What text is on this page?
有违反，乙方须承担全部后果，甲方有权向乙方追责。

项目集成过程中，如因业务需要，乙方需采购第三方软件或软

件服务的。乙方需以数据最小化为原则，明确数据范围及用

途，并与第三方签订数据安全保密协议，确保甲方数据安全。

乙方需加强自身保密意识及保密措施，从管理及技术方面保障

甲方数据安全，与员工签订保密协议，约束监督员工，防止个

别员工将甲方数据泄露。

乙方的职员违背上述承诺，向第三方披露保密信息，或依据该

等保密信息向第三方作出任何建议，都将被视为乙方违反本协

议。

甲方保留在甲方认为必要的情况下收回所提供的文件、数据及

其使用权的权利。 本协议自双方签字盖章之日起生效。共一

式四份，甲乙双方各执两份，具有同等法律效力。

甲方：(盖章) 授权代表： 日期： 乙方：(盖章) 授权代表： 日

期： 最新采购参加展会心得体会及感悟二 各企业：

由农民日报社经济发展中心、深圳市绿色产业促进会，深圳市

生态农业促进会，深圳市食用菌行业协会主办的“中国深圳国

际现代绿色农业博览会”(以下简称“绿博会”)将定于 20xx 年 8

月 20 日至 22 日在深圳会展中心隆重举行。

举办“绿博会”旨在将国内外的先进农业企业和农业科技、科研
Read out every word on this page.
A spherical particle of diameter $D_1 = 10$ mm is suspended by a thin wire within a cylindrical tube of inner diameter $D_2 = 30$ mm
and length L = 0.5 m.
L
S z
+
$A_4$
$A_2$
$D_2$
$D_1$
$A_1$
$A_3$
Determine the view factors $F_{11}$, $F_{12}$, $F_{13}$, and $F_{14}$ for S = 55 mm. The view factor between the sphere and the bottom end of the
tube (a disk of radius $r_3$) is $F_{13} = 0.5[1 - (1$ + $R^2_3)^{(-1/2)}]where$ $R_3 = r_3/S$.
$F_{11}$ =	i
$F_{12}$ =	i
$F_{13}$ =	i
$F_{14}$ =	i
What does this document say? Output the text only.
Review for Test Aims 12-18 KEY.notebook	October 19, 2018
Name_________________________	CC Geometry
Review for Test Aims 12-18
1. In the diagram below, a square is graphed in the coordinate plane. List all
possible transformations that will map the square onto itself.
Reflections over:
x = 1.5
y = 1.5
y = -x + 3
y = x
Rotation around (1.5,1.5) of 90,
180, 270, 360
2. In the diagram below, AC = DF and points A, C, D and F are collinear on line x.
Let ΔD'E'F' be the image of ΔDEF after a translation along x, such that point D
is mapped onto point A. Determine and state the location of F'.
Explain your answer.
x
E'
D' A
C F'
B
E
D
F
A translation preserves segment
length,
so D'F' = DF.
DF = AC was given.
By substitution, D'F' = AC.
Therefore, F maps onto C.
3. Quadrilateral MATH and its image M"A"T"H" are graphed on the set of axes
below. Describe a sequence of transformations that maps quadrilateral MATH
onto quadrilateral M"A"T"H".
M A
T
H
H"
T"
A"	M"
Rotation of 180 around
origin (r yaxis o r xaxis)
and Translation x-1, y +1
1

#### [Task objective]
Quote exactly what appears from the line containing "What does this" through the final line of the listing above, including both of those lines.

#### [Answer for this exercise]
What does this document say? Output the text only.
Review for Test Aims 12-18 KEY.notebook	October 19, 2018
Name_________________________	CC Geometry
Review for Test Aims 12-18
1. In the diagram below, a square is graphed in the coordinate plane. List all
possible transformations that will map the square onto itself.
Reflections over:
x = 1.5
y = 1.5
y = -x + 3
y = x
Rotation around (1.5,1.5) of 90,
180, 270, 360
2. In the diagram below, AC = DF and points A, C, D and F are collinear on line x.
Let ΔD'E'F' be the image of ΔDEF after a translation along x, such that point D
is mapped onto point A. Determine and state the location of F'.
Explain your answer.
x
E'
D' A
C F'
B
E
D
F
A translation preserves segment
length,
so D'F' = DF.
DF = AC was given.
By substitution, D'F' = AC.
Therefore, F maps onto C.
3. Quadrilateral MATH and its image M"A"T"H" are graphed on the set of axes
below. Describe a sequence of transformations that maps quadrilateral MATH
onto quadrilateral M"A"T"H".
M A
T
H
H"
T"
A"	M"
Rotation of 180 around
origin (r yaxis o r xaxis)
and Translation x-1, y +1
1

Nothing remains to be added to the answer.